Without the pictures, give the entries below again exactly as written.

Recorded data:
------------

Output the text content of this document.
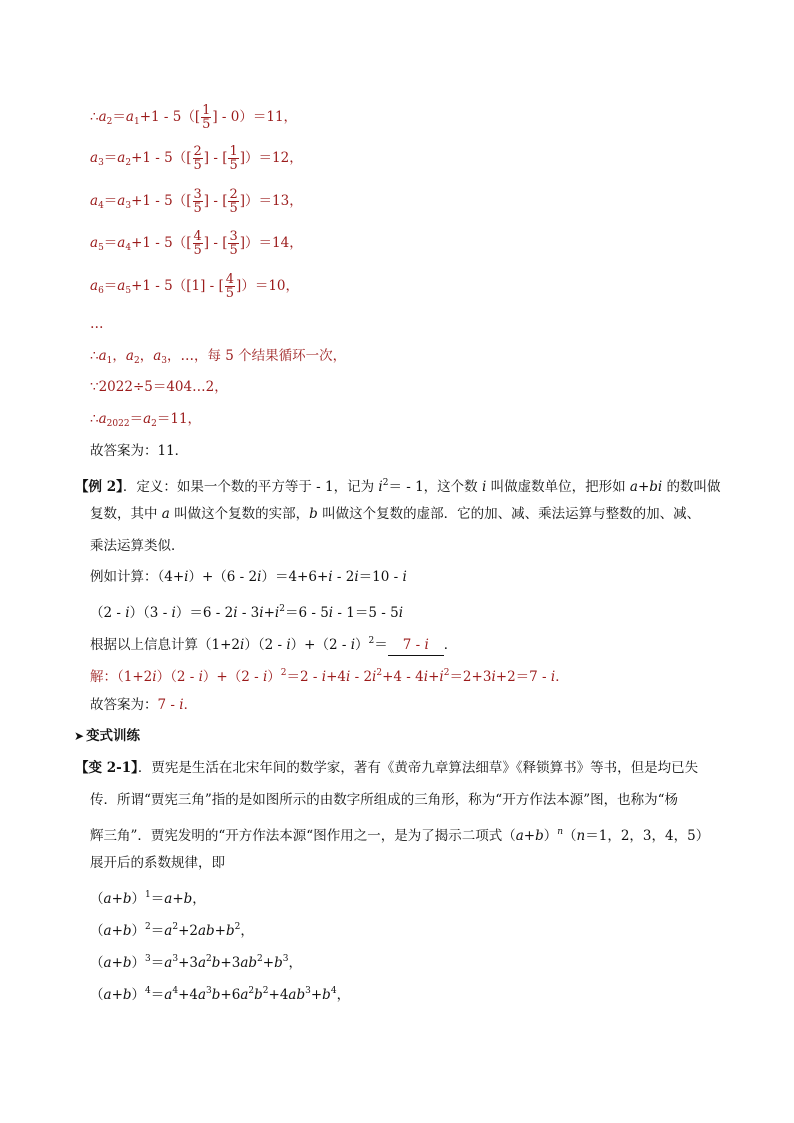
$\therefore a_2=a_1+1 - 5([ \frac{1}{5}$ ] - 0）＝11，
$a_3=a_2+1 - 5([ \frac{2}{5}$ ] - [ $\frac{1}{5} ])=12$，
$a_4=a_3+1 - 5([ \frac{3}{5}$ ] - [ $\frac{2}{5} ])=13$，
$a_5=a_4+1 - 5([ \frac{4}{5}$ ] - [ $\frac{3}{5} ])=14$，
$a_6=a_5+1 - 5([1]$ - [ $\frac{4}{5} ])=10$，
…
$\therefore a_1$，$a_2$，$a_3$，…，每 5 个结果循环一次，
∵2022÷5＝404…2，
$\therefore a_{2022}=a_2=11$，
故答案为：11．
【例 2】．定义：如果一个数的平方等于 - 1，记为 $i^2= - 1$，这个数 i 叫做虚数单位，把形如 a+bi 的数叫做
复数，其中 a 叫做这个复数的实部，b 叫做这个复数的虚部．它的加、减、乘法运算与整数的加、减、
乘法运算类似．
例如计算：（4+i）+（6 - 2i）＝4+6+i - 2i＝10 - i
$(2 - i)(3 - i)=6 - 2i - 3i+i^2=6 - 5i - 1=5 - 5i$
根据以上信息计算（1+2i）（2 - i）+（2 - i）$^2$＝ 7 - i ．
解：$(1+2i)(2 - i)+(2 - i)^2=2 - i+4i - 2i^2+4 - 4i+i^2=2+3i+2=7 - i$．
故答案为：7 - i．
➤ 变式训练
【变 2-1】．贾宪是生活在北宋年间的数学家，著有《黄帝九章算法细草》《释锁算书》等书，但是均已失
传．所谓“贾宪三角”指的是如图所示的由数字所组成的三角形，称为“开方作法本源”图，也称为“杨
辉三角”．贾宪发明的“开方作法本源“图作用之一，是为了揭示二项式$(a+b)^n(n=1$，2，3，4，5）
展开后的系数规律，即
$(a+b)^1=a+b$，
$(a+b)^2=a^2+2ab+b^2$，
$(a+b)^3=a^3+3a^2b+3ab^2+b^3$，
$(a+b)^4=a^4+4a^3b+6a^2b^2+4ab^3+b^4$，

------------

- _ANSWER TO THIS TASK_:
Output the text content of this document.
$\therefore a_2=a_1+1 - 5([ \frac{1}{5}$ ] - 0）＝11，
$a_3=a_2+1 - 5([ \frac{2}{5}$ ] - [ $\frac{1}{5} ])=12$，
$a_4=a_3+1 - 5([ \frac{3}{5}$ ] - [ $\frac{2}{5} ])=13$，
$a_5=a_4+1 - 5([ \frac{4}{5}$ ] - [ $\frac{3}{5} ])=14$，
$a_6=a_5+1 - 5([1]$ - [ $\frac{4}{5} ])=10$，
…
$\therefore a_1$，$a_2$，$a_3$，…，每 5 个结果循环一次，
∵2022÷5＝404…2，
$\therefore a_{2022}=a_2=11$，
故答案为：11．
【例 2】．定义：如果一个数的平方等于 - 1，记为 $i^2= - 1$，这个数 i 叫做虚数单位，把形如 a+bi 的数叫做
复数，其中 a 叫做这个复数的实部，b 叫做这个复数的虚部．它的加、减、乘法运算与整数的加、减、
乘法运算类似．
例如计算：（4+i）+（6 - 2i）＝4+6+i - 2i＝10 - i
$(2 - i)(3 - i)=6 - 2i - 3i+i^2=6 - 5i - 1=5 - 5i$
根据以上信息计算（1+2i）（2 - i）+（2 - i）$^2$＝ 7 - i ．
解：$(1+2i)(2 - i)+(2 - i)^2=2 - i+4i - 2i^2+4 - 4i+i^2=2+3i+2=7 - i$．
故答案为：7 - i．
➤ 变式训练
【变 2-1】．贾宪是生活在北宋年间的数学家，著有《黄帝九章算法细草》《释锁算书》等书，但是均已失
传．所谓“贾宪三角”指的是如图所示的由数字所组成的三角形，称为“开方作法本源”图，也称为“杨
辉三角”．贾宪发明的“开方作法本源“图作用之一，是为了揭示二项式$(a+b)^n(n=1$，2，3，4，5）
展开后的系数规律，即
$(a+b)^1=a+b$，
$(a+b)^2=a^2+2ab+b^2$，
$(a+b)^3=a^3+3a^2b+3ab^2+b^3$，
$(a+b)^4=a^4+4a^3b+6a^2b^2+4ab^3+b^4$，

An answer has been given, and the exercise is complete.